-- BEGIN --

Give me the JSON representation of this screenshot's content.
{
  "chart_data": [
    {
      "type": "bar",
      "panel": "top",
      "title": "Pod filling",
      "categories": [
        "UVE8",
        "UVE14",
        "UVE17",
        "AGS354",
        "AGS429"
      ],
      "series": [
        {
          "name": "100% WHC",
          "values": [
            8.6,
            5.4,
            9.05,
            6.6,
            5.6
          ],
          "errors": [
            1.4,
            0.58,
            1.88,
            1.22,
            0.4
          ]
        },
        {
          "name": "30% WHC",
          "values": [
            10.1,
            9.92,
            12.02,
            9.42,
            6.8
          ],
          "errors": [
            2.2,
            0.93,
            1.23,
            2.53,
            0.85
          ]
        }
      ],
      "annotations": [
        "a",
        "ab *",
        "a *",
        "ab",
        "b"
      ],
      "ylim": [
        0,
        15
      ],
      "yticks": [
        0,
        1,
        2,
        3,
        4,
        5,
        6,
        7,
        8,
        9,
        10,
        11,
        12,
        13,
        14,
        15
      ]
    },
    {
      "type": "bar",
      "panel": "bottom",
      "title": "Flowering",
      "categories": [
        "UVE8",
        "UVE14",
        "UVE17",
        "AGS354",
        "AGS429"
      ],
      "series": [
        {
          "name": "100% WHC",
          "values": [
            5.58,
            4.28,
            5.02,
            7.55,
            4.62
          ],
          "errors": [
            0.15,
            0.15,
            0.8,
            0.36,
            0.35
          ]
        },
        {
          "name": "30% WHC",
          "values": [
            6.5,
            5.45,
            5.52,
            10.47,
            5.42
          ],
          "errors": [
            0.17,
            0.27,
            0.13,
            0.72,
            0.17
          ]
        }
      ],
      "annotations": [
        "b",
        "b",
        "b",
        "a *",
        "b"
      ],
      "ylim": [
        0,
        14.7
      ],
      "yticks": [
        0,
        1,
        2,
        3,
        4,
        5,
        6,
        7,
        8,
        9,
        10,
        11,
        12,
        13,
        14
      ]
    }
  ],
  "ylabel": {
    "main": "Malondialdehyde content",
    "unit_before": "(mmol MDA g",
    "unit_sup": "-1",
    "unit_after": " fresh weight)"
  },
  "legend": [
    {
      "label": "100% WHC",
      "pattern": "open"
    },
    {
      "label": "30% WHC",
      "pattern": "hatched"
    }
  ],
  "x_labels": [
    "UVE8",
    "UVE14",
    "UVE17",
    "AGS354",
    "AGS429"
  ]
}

-- END --

All of the lines above need to be given again exactly.

- **FINAL RESULT**:
Give me the JSON representation of this screenshot's content.
{
  "chart_data": [
    {
      "type": "bar",
      "panel": "top",
      "title": "Pod filling",
      "categories": [
        "UVE8",
        "UVE14",
        "UVE17",
        "AGS354",
        "AGS429"
      ],
      "series": [
        {
          "name": "100% WHC",
          "values": [
            8.6,
            5.4,
            9.05,
            6.6,
            5.6
          ],
          "errors": [
            1.4,
            0.58,
            1.88,
            1.22,
            0.4
          ]
        },
        {
          "name": "30% WHC",
          "values": [
            10.1,
            9.92,
            12.02,
            9.42,
            6.8
          ],
          "errors": [
            2.2,
            0.93,
            1.23,
            2.53,
            0.85
          ]
        }
      ],
      "annotations": [
        "a",
        "ab *",
        "a *",
        "ab",
        "b"
      ],
      "ylim": [
        0,
        15
      ],
      "yticks": [
        0,
        1,
        2,
        3,
        4,
        5,
        6,
        7,
        8,
        9,
        10,
        11,
        12,
        13,
        14,
        15
      ]
    },
    {
      "type": "bar",
      "panel": "bottom",
      "title": "Flowering",
      "categories": [
        "UVE8",
        "UVE14",
        "UVE17",
        "AGS354",
        "AGS429"
      ],
      "series": [
        {
          "name": "100% WHC",
          "values": [
            5.58,
            4.28,
            5.02,
            7.55,
            4.62
          ],
          "errors": [
            0.15,
            0.15,
            0.8,
            0.36,
            0.35
          ]
        },
        {
          "name": "30% WHC",
          "values": [
            6.5,
            5.45,
            5.52,
            10.47,
            5.42
          ],
          "errors": [
            0.17,
            0.27,
            0.13,
            0.72,
            0.17
          ]
        }
      ],
      "annotations": [
        "b",
        "b",
        "b",
        "a *",
        "b"
      ],
      "ylim": [
        0,
        14.7
      ],
      "yticks": [
        0,
        1,
        2,
        3,
        4,
        5,
        6,
        7,
        8,
        9,
        10,
        11,
        12,
        13,
        14
      ]
    }
  ],
  "ylabel": {
    "main": "Malondialdehyde content",
    "unit_before": "(mmol MDA g",
    "unit_sup": "-1",
    "unit_after": " fresh weight)"
  },
  "legend": [
    {
      "label": "100% WHC",
      "pattern": "open"
    },
    {
      "label": "30% WHC",
      "pattern": "hatched"
    }
  ],
  "x_labels": [
    "UVE8",
    "UVE14",
    "UVE17",
    "AGS354",
    "AGS429"
  ]
}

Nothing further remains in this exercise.